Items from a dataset
—————
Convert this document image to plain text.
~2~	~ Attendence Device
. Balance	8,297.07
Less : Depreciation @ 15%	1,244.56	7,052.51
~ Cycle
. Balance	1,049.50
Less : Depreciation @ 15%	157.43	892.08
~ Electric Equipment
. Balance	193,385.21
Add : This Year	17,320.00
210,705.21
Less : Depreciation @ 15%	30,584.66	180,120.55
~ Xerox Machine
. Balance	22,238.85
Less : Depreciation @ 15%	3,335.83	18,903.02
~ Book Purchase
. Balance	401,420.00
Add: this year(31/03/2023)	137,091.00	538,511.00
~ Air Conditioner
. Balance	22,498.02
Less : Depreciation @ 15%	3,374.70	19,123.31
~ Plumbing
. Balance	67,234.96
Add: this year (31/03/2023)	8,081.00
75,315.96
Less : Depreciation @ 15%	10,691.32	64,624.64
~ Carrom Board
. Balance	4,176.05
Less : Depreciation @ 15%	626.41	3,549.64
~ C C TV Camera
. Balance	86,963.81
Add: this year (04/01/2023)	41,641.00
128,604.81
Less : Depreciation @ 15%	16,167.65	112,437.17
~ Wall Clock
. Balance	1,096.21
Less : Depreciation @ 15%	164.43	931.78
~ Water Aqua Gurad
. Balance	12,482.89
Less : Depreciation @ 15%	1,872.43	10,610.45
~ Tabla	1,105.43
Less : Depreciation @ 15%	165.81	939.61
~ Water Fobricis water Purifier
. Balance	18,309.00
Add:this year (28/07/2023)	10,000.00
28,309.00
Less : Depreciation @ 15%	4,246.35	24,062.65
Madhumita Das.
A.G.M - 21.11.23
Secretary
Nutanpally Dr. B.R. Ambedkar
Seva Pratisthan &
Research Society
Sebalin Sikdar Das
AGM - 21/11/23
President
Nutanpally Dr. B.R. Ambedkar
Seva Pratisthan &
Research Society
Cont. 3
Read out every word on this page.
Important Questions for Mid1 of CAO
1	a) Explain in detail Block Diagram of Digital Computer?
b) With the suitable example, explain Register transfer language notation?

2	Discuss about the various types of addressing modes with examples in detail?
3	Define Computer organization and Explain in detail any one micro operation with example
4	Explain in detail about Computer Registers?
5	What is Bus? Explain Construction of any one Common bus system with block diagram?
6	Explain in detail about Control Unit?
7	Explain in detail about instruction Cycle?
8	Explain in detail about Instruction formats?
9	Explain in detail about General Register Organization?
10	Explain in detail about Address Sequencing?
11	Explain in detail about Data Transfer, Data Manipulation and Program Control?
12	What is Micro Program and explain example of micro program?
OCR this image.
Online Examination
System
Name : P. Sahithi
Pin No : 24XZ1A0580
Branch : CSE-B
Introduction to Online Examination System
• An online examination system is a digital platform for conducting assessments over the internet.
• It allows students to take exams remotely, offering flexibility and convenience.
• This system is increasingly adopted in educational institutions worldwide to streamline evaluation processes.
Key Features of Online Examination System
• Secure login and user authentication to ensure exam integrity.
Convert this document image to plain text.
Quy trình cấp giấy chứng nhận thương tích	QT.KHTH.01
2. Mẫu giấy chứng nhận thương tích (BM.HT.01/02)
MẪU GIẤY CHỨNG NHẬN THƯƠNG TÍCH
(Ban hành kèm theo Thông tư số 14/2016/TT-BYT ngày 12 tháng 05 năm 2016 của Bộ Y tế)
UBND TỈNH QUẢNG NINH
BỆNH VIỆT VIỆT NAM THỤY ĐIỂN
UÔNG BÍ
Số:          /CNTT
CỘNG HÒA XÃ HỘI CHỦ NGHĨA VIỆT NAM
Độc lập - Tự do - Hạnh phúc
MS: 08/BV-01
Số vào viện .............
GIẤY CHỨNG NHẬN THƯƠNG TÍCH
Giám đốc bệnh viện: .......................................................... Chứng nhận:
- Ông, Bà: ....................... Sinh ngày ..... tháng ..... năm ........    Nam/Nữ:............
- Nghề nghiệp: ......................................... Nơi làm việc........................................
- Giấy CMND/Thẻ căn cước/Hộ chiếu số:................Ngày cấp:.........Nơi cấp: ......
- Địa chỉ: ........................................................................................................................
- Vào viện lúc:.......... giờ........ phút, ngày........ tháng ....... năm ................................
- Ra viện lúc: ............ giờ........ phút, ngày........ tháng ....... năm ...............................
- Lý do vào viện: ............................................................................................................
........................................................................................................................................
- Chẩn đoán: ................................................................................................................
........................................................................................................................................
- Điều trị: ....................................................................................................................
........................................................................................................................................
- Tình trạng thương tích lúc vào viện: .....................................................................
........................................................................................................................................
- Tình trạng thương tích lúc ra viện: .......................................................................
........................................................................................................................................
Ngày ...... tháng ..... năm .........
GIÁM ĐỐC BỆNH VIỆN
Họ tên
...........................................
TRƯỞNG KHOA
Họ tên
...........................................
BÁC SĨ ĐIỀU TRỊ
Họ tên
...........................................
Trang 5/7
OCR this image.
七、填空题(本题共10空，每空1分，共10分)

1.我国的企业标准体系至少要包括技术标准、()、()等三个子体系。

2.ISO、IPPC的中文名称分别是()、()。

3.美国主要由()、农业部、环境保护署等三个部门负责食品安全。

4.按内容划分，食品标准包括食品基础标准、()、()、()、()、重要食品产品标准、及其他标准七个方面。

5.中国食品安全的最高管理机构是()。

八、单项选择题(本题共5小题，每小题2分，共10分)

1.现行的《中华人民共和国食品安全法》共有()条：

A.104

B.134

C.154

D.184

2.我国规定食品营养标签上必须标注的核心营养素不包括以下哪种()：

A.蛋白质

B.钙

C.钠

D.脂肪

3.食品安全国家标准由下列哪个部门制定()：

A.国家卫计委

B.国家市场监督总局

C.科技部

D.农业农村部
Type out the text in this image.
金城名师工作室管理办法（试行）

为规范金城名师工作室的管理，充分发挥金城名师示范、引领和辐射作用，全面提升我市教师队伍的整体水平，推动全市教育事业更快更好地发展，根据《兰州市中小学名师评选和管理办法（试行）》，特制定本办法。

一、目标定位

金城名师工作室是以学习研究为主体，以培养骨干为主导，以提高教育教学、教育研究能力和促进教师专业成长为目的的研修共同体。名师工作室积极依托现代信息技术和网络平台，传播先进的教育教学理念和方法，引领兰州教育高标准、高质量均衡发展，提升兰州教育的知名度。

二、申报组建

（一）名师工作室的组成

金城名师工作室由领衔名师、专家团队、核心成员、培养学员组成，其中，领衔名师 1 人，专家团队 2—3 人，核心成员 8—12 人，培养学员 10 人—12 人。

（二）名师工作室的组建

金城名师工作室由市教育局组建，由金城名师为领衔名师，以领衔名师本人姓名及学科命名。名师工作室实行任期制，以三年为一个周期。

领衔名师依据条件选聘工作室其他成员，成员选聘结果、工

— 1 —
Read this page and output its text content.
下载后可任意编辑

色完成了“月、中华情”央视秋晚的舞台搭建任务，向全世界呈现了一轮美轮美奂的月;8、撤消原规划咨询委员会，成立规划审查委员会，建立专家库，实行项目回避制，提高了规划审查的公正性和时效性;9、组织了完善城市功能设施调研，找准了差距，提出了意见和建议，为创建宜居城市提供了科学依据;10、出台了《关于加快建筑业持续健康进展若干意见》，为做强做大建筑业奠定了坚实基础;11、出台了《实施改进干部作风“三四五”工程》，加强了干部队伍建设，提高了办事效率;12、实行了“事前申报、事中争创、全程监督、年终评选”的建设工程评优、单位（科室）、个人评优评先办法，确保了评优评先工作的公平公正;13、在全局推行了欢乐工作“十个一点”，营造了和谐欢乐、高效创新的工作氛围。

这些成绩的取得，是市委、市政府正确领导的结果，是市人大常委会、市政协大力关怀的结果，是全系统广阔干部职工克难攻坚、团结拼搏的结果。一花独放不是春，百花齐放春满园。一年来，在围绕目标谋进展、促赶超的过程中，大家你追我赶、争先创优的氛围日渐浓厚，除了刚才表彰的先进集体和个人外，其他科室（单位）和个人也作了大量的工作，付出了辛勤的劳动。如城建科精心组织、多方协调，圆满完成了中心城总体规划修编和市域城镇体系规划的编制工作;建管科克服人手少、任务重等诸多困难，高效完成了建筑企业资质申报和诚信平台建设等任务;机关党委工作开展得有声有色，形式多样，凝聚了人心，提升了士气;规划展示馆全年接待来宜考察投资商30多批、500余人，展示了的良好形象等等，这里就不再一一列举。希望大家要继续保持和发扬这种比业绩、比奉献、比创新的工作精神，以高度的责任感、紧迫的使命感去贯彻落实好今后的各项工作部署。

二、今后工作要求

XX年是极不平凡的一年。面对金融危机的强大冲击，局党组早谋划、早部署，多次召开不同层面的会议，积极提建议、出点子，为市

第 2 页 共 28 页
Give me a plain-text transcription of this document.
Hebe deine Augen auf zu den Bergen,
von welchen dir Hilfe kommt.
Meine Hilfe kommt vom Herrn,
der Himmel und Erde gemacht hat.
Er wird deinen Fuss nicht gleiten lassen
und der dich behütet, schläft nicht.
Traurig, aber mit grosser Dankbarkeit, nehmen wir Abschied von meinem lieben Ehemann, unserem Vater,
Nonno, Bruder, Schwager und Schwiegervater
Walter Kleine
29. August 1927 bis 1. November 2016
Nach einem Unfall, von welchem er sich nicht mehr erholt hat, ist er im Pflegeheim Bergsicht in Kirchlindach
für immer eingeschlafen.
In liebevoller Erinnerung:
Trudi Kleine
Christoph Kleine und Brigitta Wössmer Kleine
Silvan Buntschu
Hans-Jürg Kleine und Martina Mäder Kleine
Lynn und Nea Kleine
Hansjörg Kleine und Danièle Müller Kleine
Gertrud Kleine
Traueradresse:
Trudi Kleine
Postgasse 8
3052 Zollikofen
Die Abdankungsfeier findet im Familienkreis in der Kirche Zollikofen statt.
—————
Restate the final lines of the listing above word for word, beginning at the line that contains "Give me a plain-text".

Give me a plain-text transcription of this document.
Hebe deine Augen auf zu den Bergen,
von welchen dir Hilfe kommt.
Meine Hilfe kommt vom Herrn,
der Himmel und Erde gemacht hat.
Er wird deinen Fuss nicht gleiten lassen
und der dich behütet, schläft nicht.
Traurig, aber mit grosser Dankbarkeit, nehmen wir Abschied von meinem lieben Ehemann, unserem Vater,
Nonno, Bruder, Schwager und Schwiegervater
Walter Kleine
29. August 1927 bis 1. November 2016
Nach einem Unfall, von welchem er sich nicht mehr erholt hat, ist er im Pflegeheim Bergsicht in Kirchlindach
für immer eingeschlafen.
In liebevoller Erinnerung:
Trudi Kleine
Christoph Kleine und Brigitta Wössmer Kleine
Silvan Buntschu
Hans-Jürg Kleine und Martina Mäder Kleine
Lynn und Nea Kleine
Hansjörg Kleine und Danièle Müller Kleine
Gertrud Kleine
Traueradresse:
Trudi Kleine
Postgasse 8
3052 Zollikofen
Die Abdankungsfeier findet im Familienkreis in der Kirche Zollikofen statt.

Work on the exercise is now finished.